Шахерезада. Тысяча и одно воспоминание - Галина Козловская
Шрифт:
Интервал:
Закладка:
Время шло, и друзья стали возвращаться в родные места. Первым уехал друг юности Иосиф Уткин, чтобы вскоре погибнуть в авиационной катастрофе. Уехала Ленинградская консерватория, и с нею покинули Ташкент многие старые и новые друзья. Уехала любимая семья Сергея Никифоровича Василенко, уехала Женечка. В свою Одессу вернулся Владимир Петрович Филатов, в Москву – Михаил Михайлович Герасимов, и мы его никогда больше не видели. Кончились прелестные рассказы Корнея Ивановича Чуковского и живописные повествования Алексея Толстого. Настал день, когда уехала и Анна Андреевна[88].

» Исходные данные:
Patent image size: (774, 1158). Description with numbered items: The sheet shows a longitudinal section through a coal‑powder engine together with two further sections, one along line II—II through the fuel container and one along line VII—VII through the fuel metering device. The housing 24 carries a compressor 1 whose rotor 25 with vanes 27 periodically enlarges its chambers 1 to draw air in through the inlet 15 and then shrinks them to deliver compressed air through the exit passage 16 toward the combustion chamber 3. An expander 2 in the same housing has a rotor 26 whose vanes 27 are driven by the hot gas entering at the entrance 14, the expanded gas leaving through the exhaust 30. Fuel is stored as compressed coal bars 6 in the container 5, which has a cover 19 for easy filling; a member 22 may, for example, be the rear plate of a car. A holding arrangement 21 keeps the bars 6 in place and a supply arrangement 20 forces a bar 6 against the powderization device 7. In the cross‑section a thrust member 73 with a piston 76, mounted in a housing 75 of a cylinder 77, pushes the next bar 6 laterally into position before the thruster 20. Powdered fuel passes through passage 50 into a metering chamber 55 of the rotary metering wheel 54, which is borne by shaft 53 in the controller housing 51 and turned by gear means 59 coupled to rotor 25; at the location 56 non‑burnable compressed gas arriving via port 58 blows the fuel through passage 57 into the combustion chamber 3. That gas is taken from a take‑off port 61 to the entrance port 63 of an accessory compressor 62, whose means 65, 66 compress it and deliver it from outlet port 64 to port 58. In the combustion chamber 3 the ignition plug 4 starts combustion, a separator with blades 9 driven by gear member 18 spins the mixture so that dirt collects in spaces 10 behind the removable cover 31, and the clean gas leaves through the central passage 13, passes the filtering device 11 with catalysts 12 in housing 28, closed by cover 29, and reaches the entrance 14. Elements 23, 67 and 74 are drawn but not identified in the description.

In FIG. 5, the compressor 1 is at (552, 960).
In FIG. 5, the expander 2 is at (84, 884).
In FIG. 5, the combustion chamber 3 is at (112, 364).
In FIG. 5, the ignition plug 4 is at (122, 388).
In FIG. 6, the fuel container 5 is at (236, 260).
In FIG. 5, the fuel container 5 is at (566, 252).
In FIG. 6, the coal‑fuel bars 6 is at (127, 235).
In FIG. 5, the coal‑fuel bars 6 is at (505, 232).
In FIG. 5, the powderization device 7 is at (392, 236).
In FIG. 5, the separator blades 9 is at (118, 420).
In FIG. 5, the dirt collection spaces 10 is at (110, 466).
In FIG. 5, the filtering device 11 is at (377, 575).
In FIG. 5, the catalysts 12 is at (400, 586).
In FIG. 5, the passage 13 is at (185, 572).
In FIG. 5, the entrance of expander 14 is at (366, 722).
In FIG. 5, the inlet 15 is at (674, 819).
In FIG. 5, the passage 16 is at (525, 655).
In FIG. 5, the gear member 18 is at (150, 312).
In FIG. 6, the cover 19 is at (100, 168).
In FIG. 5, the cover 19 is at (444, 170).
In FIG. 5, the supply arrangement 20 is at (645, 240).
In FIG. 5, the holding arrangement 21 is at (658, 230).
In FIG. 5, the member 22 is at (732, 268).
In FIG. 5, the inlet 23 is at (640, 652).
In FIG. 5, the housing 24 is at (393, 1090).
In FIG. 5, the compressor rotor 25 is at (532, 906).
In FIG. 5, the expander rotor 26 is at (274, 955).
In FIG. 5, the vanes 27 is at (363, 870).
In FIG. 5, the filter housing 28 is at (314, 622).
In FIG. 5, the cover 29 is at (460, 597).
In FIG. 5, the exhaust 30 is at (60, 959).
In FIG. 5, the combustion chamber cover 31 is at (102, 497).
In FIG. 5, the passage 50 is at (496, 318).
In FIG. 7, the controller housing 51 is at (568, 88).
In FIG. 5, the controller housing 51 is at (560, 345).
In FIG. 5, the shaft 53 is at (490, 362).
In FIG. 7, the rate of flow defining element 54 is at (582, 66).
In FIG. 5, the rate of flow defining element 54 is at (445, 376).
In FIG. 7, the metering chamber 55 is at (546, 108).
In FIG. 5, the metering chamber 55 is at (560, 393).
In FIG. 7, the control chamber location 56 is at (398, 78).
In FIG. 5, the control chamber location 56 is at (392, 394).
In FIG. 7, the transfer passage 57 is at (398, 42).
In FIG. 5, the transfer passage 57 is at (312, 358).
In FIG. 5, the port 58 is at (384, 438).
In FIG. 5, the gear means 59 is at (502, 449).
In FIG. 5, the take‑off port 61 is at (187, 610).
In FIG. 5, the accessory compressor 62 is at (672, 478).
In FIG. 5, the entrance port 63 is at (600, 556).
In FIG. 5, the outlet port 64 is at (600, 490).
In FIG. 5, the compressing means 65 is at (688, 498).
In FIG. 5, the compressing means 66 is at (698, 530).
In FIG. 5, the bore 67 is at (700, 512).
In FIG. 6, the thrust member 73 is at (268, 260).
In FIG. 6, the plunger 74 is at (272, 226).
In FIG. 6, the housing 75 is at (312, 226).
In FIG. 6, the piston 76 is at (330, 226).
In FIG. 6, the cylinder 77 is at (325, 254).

» Задачи:
(a) Ответьте на вопросы по тексту:
(i) При каких обстоятельствах погиб Иосиф Уткин?
(ii) В какой город вернулся Владимир Петрович Филатов?
(iii) Куда уехал Михаил Михайлович Герасимов?
(b) Перепишите, пожалуйста, из текста без изменений отрывок от слов «Шахерезада. Тысяча и» до слов «и Анна Андреевна[88].» включительно.
Эти материалы взяты из другого источника.

» Ответы:
(a)
(i) В авиационной катастрофе.
(ii) В Одессу.
(iii) В Москву.

(b)
Шахерезада. Тысяча и одно воспоминание - Галина Козловская
Шрифт:
Интервал:
Закладка:
Время шло, и друзья стали возвращаться в родные места. Первым уехал друг юности Иосиф Уткин, чтобы вскоре погибнуть в авиационной катастрофе. Уехала Ленинградская консерватория, и с нею покинули Ташкент многие старые и новые друзья. Уехала любимая семья Сергея Никифоровича Василенко, уехала Женечка. В свою Одессу вернулся Владимир Петрович Филатов, в Москву – Михаил Михайлович Герасимов, и мы его никогда больше не видели. Кончились прелестные рассказы Корнея Ивановича Чуковского и живописные повествования Алексея Толстого. Настал день, когда уехала и Анна Андреевна[88].